● **WRITTEN PROBLEM**: Extract every line of the listing below and reproduce each one character for character, keeping the original order.
-- -- --
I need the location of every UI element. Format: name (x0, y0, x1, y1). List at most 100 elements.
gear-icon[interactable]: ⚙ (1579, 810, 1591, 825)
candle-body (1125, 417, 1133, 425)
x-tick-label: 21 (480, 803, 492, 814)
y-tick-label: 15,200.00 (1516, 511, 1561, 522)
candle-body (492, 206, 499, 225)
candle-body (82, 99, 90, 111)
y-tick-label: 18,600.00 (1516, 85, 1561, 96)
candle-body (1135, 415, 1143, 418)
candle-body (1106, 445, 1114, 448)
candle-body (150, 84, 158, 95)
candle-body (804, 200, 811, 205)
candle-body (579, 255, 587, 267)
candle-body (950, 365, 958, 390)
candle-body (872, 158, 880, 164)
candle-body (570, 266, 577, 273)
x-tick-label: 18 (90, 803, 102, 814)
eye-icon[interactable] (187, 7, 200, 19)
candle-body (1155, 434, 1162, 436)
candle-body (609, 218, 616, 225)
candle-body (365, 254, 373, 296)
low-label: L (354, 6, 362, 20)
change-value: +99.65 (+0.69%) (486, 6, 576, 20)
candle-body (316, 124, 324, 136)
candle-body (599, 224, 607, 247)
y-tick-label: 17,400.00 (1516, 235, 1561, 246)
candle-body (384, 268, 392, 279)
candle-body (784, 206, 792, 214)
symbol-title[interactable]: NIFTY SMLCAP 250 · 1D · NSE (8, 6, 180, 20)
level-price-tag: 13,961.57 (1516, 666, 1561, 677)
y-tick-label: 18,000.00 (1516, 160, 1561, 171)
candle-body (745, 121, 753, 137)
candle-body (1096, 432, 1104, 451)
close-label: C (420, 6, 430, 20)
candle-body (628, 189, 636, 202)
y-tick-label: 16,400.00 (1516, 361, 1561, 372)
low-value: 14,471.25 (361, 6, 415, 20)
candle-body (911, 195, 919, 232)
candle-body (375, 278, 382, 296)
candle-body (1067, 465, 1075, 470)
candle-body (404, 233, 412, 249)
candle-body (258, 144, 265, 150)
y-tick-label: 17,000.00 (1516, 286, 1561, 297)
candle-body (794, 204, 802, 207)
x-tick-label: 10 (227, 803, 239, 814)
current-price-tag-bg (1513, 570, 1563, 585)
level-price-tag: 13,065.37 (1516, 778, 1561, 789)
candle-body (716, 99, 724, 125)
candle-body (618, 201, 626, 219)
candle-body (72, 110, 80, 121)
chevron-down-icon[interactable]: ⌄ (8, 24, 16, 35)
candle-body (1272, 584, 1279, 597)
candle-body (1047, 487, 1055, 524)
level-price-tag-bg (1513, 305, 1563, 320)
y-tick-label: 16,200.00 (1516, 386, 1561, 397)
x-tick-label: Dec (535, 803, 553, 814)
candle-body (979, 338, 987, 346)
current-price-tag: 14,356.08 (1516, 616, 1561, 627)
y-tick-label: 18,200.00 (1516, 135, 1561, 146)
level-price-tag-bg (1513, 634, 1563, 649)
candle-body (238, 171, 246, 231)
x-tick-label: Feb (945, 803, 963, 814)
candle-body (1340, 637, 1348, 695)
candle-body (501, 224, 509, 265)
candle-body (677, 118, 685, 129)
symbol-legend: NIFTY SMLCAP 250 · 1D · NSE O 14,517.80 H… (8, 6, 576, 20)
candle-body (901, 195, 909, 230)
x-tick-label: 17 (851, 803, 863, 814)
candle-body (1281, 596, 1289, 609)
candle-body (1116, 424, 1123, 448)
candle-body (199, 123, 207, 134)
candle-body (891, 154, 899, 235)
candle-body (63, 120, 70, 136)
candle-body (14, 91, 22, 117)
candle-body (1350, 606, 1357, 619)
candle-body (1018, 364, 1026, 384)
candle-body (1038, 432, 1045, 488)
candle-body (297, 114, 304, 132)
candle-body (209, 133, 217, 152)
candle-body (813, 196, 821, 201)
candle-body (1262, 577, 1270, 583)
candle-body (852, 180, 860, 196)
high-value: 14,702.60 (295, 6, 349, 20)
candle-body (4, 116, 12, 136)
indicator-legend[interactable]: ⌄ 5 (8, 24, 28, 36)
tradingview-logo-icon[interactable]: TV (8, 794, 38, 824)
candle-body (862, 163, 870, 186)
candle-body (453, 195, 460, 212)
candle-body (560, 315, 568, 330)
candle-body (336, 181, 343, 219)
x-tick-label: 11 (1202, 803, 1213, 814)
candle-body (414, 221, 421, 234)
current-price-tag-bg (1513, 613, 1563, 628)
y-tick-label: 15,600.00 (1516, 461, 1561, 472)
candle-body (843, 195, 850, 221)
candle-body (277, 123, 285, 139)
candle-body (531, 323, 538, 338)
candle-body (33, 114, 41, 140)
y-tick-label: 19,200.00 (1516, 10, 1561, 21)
-- -- --
● **EXERCISE RESULT**:
I need the location of every UI element. Format: name (x0, y0, x1, y1). List at most 100 elements.
gear-icon[interactable]: ⚙ (1579, 810, 1591, 825)
candle-body (1125, 417, 1133, 425)
x-tick-label: 21 (480, 803, 492, 814)
y-tick-label: 15,200.00 (1516, 511, 1561, 522)
candle-body (492, 206, 499, 225)
candle-body (82, 99, 90, 111)
y-tick-label: 18,600.00 (1516, 85, 1561, 96)
candle-body (1135, 415, 1143, 418)
candle-body (1106, 445, 1114, 448)
candle-body (150, 84, 158, 95)
candle-body (804, 200, 811, 205)
candle-body (579, 255, 587, 267)
candle-body (950, 365, 958, 390)
candle-body (872, 158, 880, 164)
candle-body (570, 266, 577, 273)
x-tick-label: 18 (90, 803, 102, 814)
eye-icon[interactable] (187, 7, 200, 19)
candle-body (1155, 434, 1162, 436)
candle-body (609, 218, 616, 225)
candle-body (365, 254, 373, 296)
low-label: L (354, 6, 362, 20)
change-value: +99.65 (+0.69%) (486, 6, 576, 20)
candle-body (316, 124, 324, 136)
candle-body (599, 224, 607, 247)
y-tick-label: 17,400.00 (1516, 235, 1561, 246)
candle-body (384, 268, 392, 279)
candle-body (784, 206, 792, 214)
symbol-title[interactable]: NIFTY SMLCAP 250 · 1D · NSE (8, 6, 180, 20)
level-price-tag: 13,961.57 (1516, 666, 1561, 677)
y-tick-label: 18,000.00 (1516, 160, 1561, 171)
candle-body (745, 121, 753, 137)
candle-body (1096, 432, 1104, 451)
close-label: C (420, 6, 430, 20)
candle-body (628, 189, 636, 202)
y-tick-label: 16,400.00 (1516, 361, 1561, 372)
low-value: 14,471.25 (361, 6, 415, 20)
candle-body (911, 195, 919, 232)
candle-body (375, 278, 382, 296)
candle-body (1067, 465, 1075, 470)
candle-body (404, 233, 412, 249)
candle-body (258, 144, 265, 150)
y-tick-label: 17,000.00 (1516, 286, 1561, 297)
candle-body (794, 204, 802, 207)
x-tick-label: 10 (227, 803, 239, 814)
current-price-tag-bg (1513, 570, 1563, 585)
level-price-tag: 13,065.37 (1516, 778, 1561, 789)
candle-body (716, 99, 724, 125)
candle-body (618, 201, 626, 219)
candle-body (72, 110, 80, 121)
chevron-down-icon[interactable]: ⌄ (8, 24, 16, 35)
candle-body (1272, 584, 1279, 597)
candle-body (1047, 487, 1055, 524)
level-price-tag-bg (1513, 305, 1563, 320)
y-tick-label: 16,200.00 (1516, 386, 1561, 397)
x-tick-label: Dec (535, 803, 553, 814)
candle-body (979, 338, 987, 346)
current-price-tag: 14,356.08 (1516, 616, 1561, 627)
y-tick-label: 18,200.00 (1516, 135, 1561, 146)
level-price-tag-bg (1513, 634, 1563, 649)
candle-body (238, 171, 246, 231)
x-tick-label: Feb (945, 803, 963, 814)
candle-body (1340, 637, 1348, 695)
candle-body (501, 224, 509, 265)
candle-body (677, 118, 685, 129)
symbol-legend: NIFTY SMLCAP 250 · 1D · NSE O 14,517.80 H… (8, 6, 576, 20)
candle-body (901, 195, 909, 230)
x-tick-label: 17 (851, 803, 863, 814)
candle-body (1281, 596, 1289, 609)
candle-body (1116, 424, 1123, 448)
candle-body (199, 123, 207, 134)
candle-body (891, 154, 899, 235)
candle-body (63, 120, 70, 136)
candle-body (14, 91, 22, 117)
candle-body (1350, 606, 1357, 619)
candle-body (1018, 364, 1026, 384)
candle-body (1038, 432, 1045, 488)
candle-body (297, 114, 304, 132)
candle-body (209, 133, 217, 152)
candle-body (813, 196, 821, 201)
candle-body (1262, 577, 1270, 583)
candle-body (852, 180, 860, 196)
high-value: 14,702.60 (295, 6, 349, 20)
candle-body (4, 116, 12, 136)
indicator-legend[interactable]: ⌄ 5 (8, 24, 28, 36)
tradingview-logo-icon[interactable]: TV (8, 794, 38, 824)
candle-body (862, 163, 870, 186)
candle-body (453, 195, 460, 212)
candle-body (560, 315, 568, 330)
candle-body (336, 181, 343, 219)
x-tick-label: 11 (1202, 803, 1213, 814)
candle-body (414, 221, 421, 234)
current-price-tag-bg (1513, 613, 1563, 628)
y-tick-label: 15,600.00 (1516, 461, 1561, 472)
candle-body (843, 195, 850, 221)
candle-body (277, 123, 285, 139)
candle-body (531, 323, 538, 338)
candle-body (33, 114, 41, 140)
y-tick-label: 19,200.00 (1516, 10, 1561, 21)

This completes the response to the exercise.